*Stated problem:* Extract each line of the material that follows exactly and omit its pictures.

──────────

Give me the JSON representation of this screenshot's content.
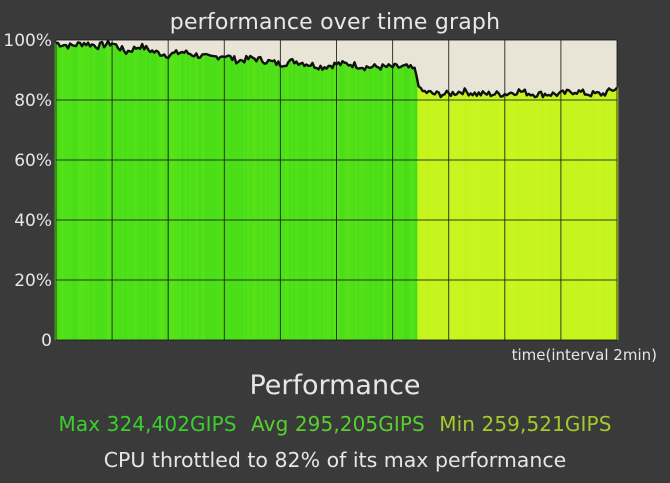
{
  "graph_title": "performance over time graph",
  "summary": {
    "title": "Performance",
    "max": "Max 324,402GIPS",
    "avg": "Avg 295,205GIPS",
    "min": "Min 259,521GIPS",
    "throttle_note": "CPU throttled to 82% of its max performance"
  },
  "colors": {
    "background": "#3a3a3a",
    "plot_bg": "#e8e4d6",
    "grid": "#1a1a1a",
    "text": "#e6e6e6",
    "green_high": "#4fe018",
    "yellow_green_low": "#c6f51e",
    "max_text": "#3bcf2e",
    "avg_text": "#58d02f",
    "min_text": "#a6c92b"
  },
  "chart_data": {
    "type": "area",
    "title": "performance over time graph",
    "xlabel": "time(interval 2min)",
    "ylabel": "",
    "ylim": [
      0,
      100
    ],
    "y_ticks": [
      "0",
      "20%",
      "40%",
      "60%",
      "80%",
      "100%"
    ],
    "x_grid_intervals": 10,
    "x_max": 20,
    "grid": true,
    "series": [
      {
        "x": [
          0,
          0.5,
          1,
          1.5,
          2,
          2.5,
          3,
          3.5,
          4,
          4.5,
          5,
          5.5,
          6,
          6.5,
          7,
          7.5,
          8,
          8.5,
          9,
          9.5,
          10,
          10.5,
          11,
          11.5,
          12,
          12.5,
          12.8,
          13,
          13.5,
          14,
          14.5,
          15,
          15.5,
          16,
          16.5,
          17,
          17.5,
          18,
          18.5,
          19,
          19.5,
          20
        ],
        "values": [
          99,
          98,
          99,
          98,
          99,
          96,
          98,
          96,
          95,
          96,
          95,
          94,
          95,
          93,
          94,
          93,
          92,
          93,
          92,
          91,
          92,
          92,
          91,
          91,
          91,
          91,
          90,
          83,
          82,
          82,
          83,
          82,
          82,
          82,
          83,
          82,
          82,
          82,
          83,
          82,
          82,
          84
        ]
      }
    ]
  }
}
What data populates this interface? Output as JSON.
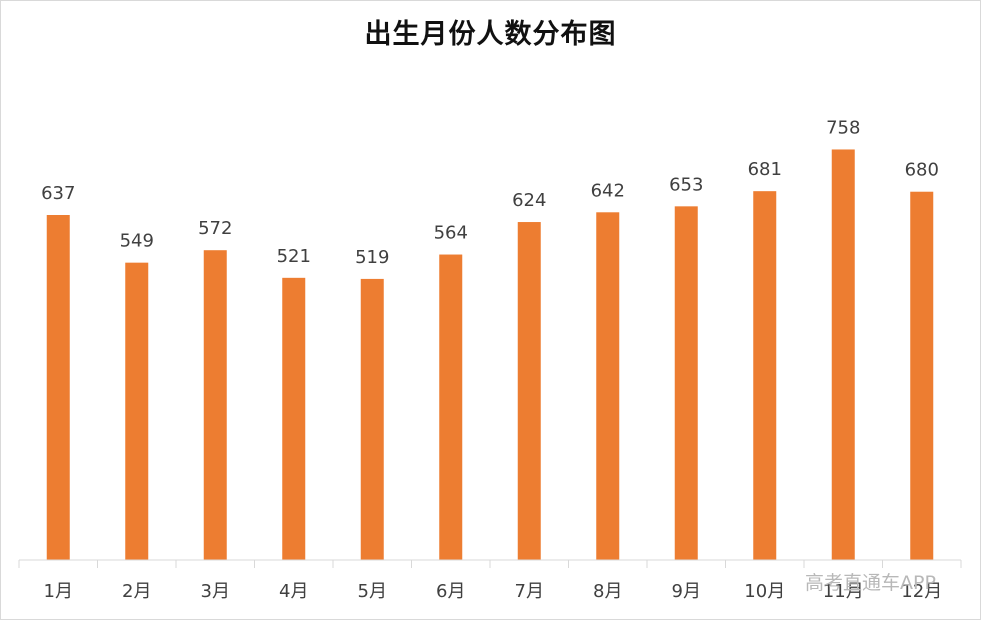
{
  "chart_data": {
    "type": "bar",
    "title": "出生月份人数分布图",
    "categories": [
      "1月",
      "2月",
      "3月",
      "4月",
      "5月",
      "6月",
      "7月",
      "8月",
      "9月",
      "10月",
      "11月",
      "12月"
    ],
    "values": [
      637,
      549,
      572,
      521,
      519,
      564,
      624,
      642,
      653,
      681,
      758,
      680
    ],
    "xlabel": "",
    "ylabel": "",
    "ylim": [
      0,
      800
    ],
    "grid": false,
    "legend": "none",
    "bar_color": "#ED7D31",
    "data_labels": true
  },
  "watermark": "高考直通车APP"
}
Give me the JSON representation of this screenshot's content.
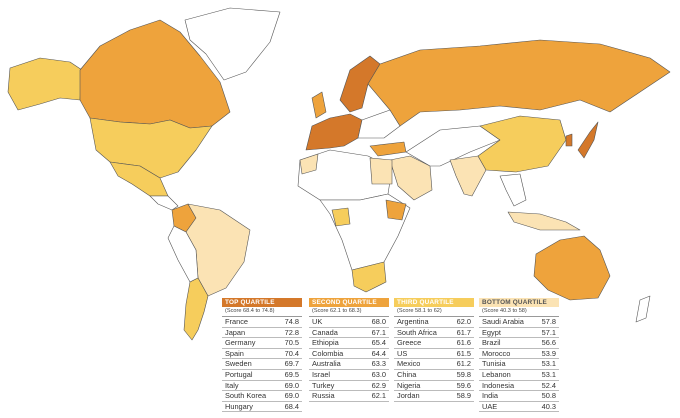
{
  "quartiles": [
    {
      "title": "TOP QUARTILE",
      "range": "(Score 68.4 to 74.8)",
      "color": "#d4782a",
      "rows": [
        [
          "France",
          "74.8"
        ],
        [
          "Japan",
          "72.8"
        ],
        [
          "Germany",
          "70.5"
        ],
        [
          "Spain",
          "70.4"
        ],
        [
          "Sweden",
          "69.7"
        ],
        [
          "Portugal",
          "69.5"
        ],
        [
          "Italy",
          "69.0"
        ],
        [
          "South Korea",
          "69.0"
        ],
        [
          "Hungary",
          "68.4"
        ]
      ]
    },
    {
      "title": "SECOND QUARTILE",
      "range": "(Score 62.1 to 68.3)",
      "color": "#eea33c",
      "rows": [
        [
          "UK",
          "68.0"
        ],
        [
          "Canada",
          "67.1"
        ],
        [
          "Ethiopia",
          "65.4"
        ],
        [
          "Colombia",
          "64.4"
        ],
        [
          "Australia",
          "63.3"
        ],
        [
          "Israel",
          "63.0"
        ],
        [
          "Turkey",
          "62.9"
        ],
        [
          "Russia",
          "62.1"
        ]
      ]
    },
    {
      "title": "THIRD QUARTILE",
      "range": "(Score 58.1 to 62)",
      "color": "#f6cd5c",
      "rows": [
        [
          "Argentina",
          "62.0"
        ],
        [
          "South Africa",
          "61.7"
        ],
        [
          "Greece",
          "61.6"
        ],
        [
          "US",
          "61.5"
        ],
        [
          "Mexico",
          "61.2"
        ],
        [
          "China",
          "59.8"
        ],
        [
          "Nigeria",
          "59.6"
        ],
        [
          "Jordan",
          "58.9"
        ]
      ]
    },
    {
      "title": "BOTTOM QUARTILE",
      "range": "(Score 40.3 to 58)",
      "color": "#fbe3b4",
      "rows": [
        [
          "Saudi Arabia",
          "57.8"
        ],
        [
          "Egypt",
          "57.1"
        ],
        [
          "Brazil",
          "56.6"
        ],
        [
          "Morocco",
          "53.9"
        ],
        [
          "Tunisia",
          "53.1"
        ],
        [
          "Lebanon",
          "53.1"
        ],
        [
          "Indonesia",
          "52.4"
        ],
        [
          "India",
          "50.8"
        ],
        [
          "UAE",
          "40.3"
        ]
      ]
    }
  ]
}
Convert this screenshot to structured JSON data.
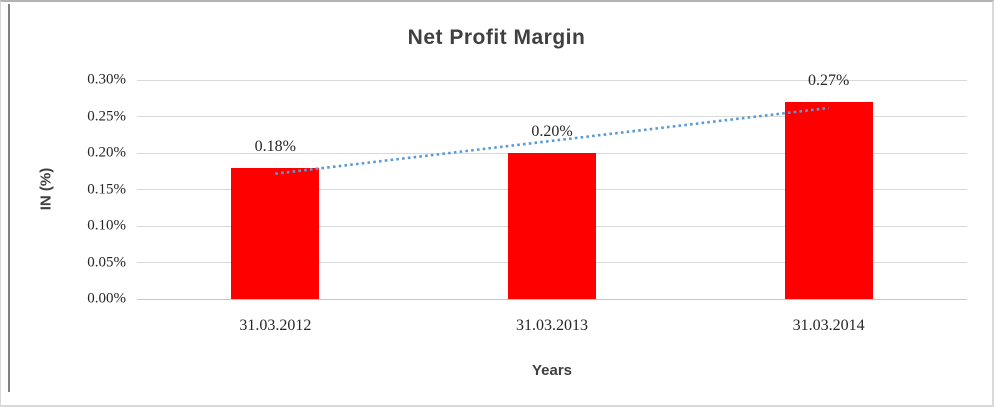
{
  "chart_data": {
    "type": "bar",
    "title": "Net Profit Margin",
    "xlabel": "Years",
    "ylabel": "IN (%)",
    "categories": [
      "31.03.2012",
      "31.03.2013",
      "31.03.2014"
    ],
    "values": [
      0.18,
      0.2,
      0.27
    ],
    "data_labels": [
      "0.18%",
      "0.20%",
      "0.27%"
    ],
    "unit": "%",
    "ylim": [
      0,
      0.3
    ],
    "ytick_step": 0.05,
    "ytick_labels": [
      "0.00%",
      "0.05%",
      "0.10%",
      "0.15%",
      "0.20%",
      "0.25%",
      "0.30%"
    ],
    "grid": true,
    "legend": "none",
    "trendline": {
      "type": "linear",
      "style": "dotted"
    },
    "colors": {
      "bar": "#ff0000",
      "trendline": "#5b9bd5",
      "gridline": "#d9d9d9",
      "axis_line": "#c6c6c6",
      "title_text": "#404040",
      "tick_text": "#262626"
    }
  }
}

──────────

*Response to this exercise:*
Give me the JSON representation of this screenshot's content.
{
  "graph_title": "performance over time graph",
  "summary": {
    "title": "Performance",
    "max": "Max 324,402GIPS",
    "avg": "Avg 295,205GIPS",
    "min": "Min 259,521GIPS",
    "throttle_note": "CPU throttled to 82% of its max performance"
  },
  "colors": {
    "background": "#3a3a3a",
    "plot_bg": "#e8e4d6",
    "grid": "#1a1a1a",
    "text": "#e6e6e6",
    "green_high": "#4fe018",
    "yellow_green_low": "#c6f51e",
    "max_text": "#3bcf2e",
    "avg_text": "#58d02f",
    "min_text": "#a6c92b"
  },
  "chart_data": {
    "type": "area",
    "title": "performance over time graph",
    "xlabel": "time(interval 2min)",
    "ylabel": "",
    "ylim": [
      0,
      100
    ],
    "y_ticks": [
      "0",
      "20%",
      "40%",
      "60%",
      "80%",
      "100%"
    ],
    "x_grid_intervals": 10,
    "x_max": 20,
    "grid": true,
    "series": [
      {
        "x": [
          0,
          0.5,
          1,
          1.5,
          2,
          2.5,
          3,
          3.5,
          4,
          4.5,
          5,
          5.5,
          6,
          6.5,
          7,
          7.5,
          8,
          8.5,
          9,
          9.5,
          10,
          10.5,
          11,
          11.5,
          12,
          12.5,
          12.8,
          13,
          13.5,
          14,
          14.5,
          15,
          15.5,
          16,
          16.5,
          17,
          17.5,
          18,
          18.5,
          19,
          19.5,
          20
        ],
        "values": [
          99,
          98,
          99,
          98,
          99,
          96,
          98,
          96,
          95,
          96,
          95,
          94,
          95,
          93,
          94,
          93,
          92,
          93,
          92,
          91,
          92,
          92,
          91,
          91,
          91,
          91,
          90,
          83,
          82,
          82,
          83,
          82,
          82,
          82,
          83,
          82,
          82,
          82,
          83,
          82,
          82,
          84
        ]
      }
    ]
  }
}
What data populates this interface? Output as JSON.
{
  "chart_data": {
    "type": "bar",
    "title": "出生月份人数分布图",
    "categories": [
      "1月",
      "2月",
      "3月",
      "4月",
      "5月",
      "6月",
      "7月",
      "8月",
      "9月",
      "10月",
      "11月",
      "12月"
    ],
    "values": [
      637,
      549,
      572,
      521,
      519,
      564,
      624,
      642,
      653,
      681,
      758,
      680
    ],
    "xlabel": "",
    "ylabel": "",
    "ylim": [
      0,
      800
    ],
    "grid": false,
    "legend": "none",
    "bar_color": "#ED7D31",
    "data_labels": true
  },
  "watermark": "高考直通车APP"
}
Give me the JSON representation of this screenshot's content.
{
  "quartiles": [
    {
      "title": "TOP QUARTILE",
      "range": "(Score 68.4 to 74.8)",
      "color": "#d4782a",
      "rows": [
        [
          "France",
          "74.8"
        ],
        [
          "Japan",
          "72.8"
        ],
        [
          "Germany",
          "70.5"
        ],
        [
          "Spain",
          "70.4"
        ],
        [
          "Sweden",
          "69.7"
        ],
        [
          "Portugal",
          "69.5"
        ],
        [
          "Italy",
          "69.0"
        ],
        [
          "South Korea",
          "69.0"
        ],
        [
          "Hungary",
          "68.4"
        ]
      ]
    },
    {
      "title": "SECOND QUARTILE",
      "range": "(Score 62.1 to 68.3)",
      "color": "#eea33c",
      "rows": [
        [
          "UK",
          "68.0"
        ],
        [
          "Canada",
          "67.1"
        ],
        [
          "Ethiopia",
          "65.4"
        ],
        [
          "Colombia",
          "64.4"
        ],
        [
          "Australia",
          "63.3"
        ],
        [
          "Israel",
          "63.0"
        ],
        [
          "Turkey",
          "62.9"
        ],
        [
          "Russia",
          "62.1"
        ]
      ]
    },
    {
      "title": "THIRD QUARTILE",
      "range": "(Score 58.1 to 62)",
      "color": "#f6cd5c",
      "rows": [
        [
          "Argentina",
          "62.0"
        ],
        [
          "South Africa",
          "61.7"
        ],
        [
          "Greece",
          "61.6"
        ],
        [
          "US",
          "61.5"
        ],
        [
          "Mexico",
          "61.2"
        ],
        [
          "China",
          "59.8"
        ],
        [
          "Nigeria",
          "59.6"
        ],
        [
          "Jordan",
          "58.9"
        ]
      ]
    },
    {
      "title": "BOTTOM QUARTILE",
      "range": "(Score 40.3 to 58)",
      "color": "#fbe3b4",
      "rows": [
        [
          "Saudi Arabia",
          "57.8"
        ],
        [
          "Egypt",
          "57.1"
        ],
        [
          "Brazil",
          "56.6"
        ],
        [
          "Morocco",
          "53.9"
        ],
        [
          "Tunisia",
          "53.1"
        ],
        [
          "Lebanon",
          "53.1"
        ],
        [
          "Indonesia",
          "52.4"
        ],
        [
          "India",
          "50.8"
        ],
        [
          "UAE",
          "40.3"
        ]
      ]
    }
  ]
}
Convert this screenshot to structured JSON data.
{
  "chart_data": {
    "type": "bar",
    "title": "Net Profit Margin",
    "xlabel": "Years",
    "ylabel": "IN (%)",
    "categories": [
      "31.03.2012",
      "31.03.2013",
      "31.03.2014"
    ],
    "values": [
      0.18,
      0.2,
      0.27
    ],
    "data_labels": [
      "0.18%",
      "0.20%",
      "0.27%"
    ],
    "unit": "%",
    "ylim": [
      0,
      0.3
    ],
    "ytick_step": 0.05,
    "ytick_labels": [
      "0.00%",
      "0.05%",
      "0.10%",
      "0.15%",
      "0.20%",
      "0.25%",
      "0.30%"
    ],
    "grid": true,
    "legend": "none",
    "trendline": {
      "type": "linear",
      "style": "dotted"
    },
    "colors": {
      "bar": "#ff0000",
      "trendline": "#5b9bd5",
      "gridline": "#d9d9d9",
      "axis_line": "#c6c6c6",
      "title_text": "#404040",
      "tick_text": "#262626"
    }
  }
}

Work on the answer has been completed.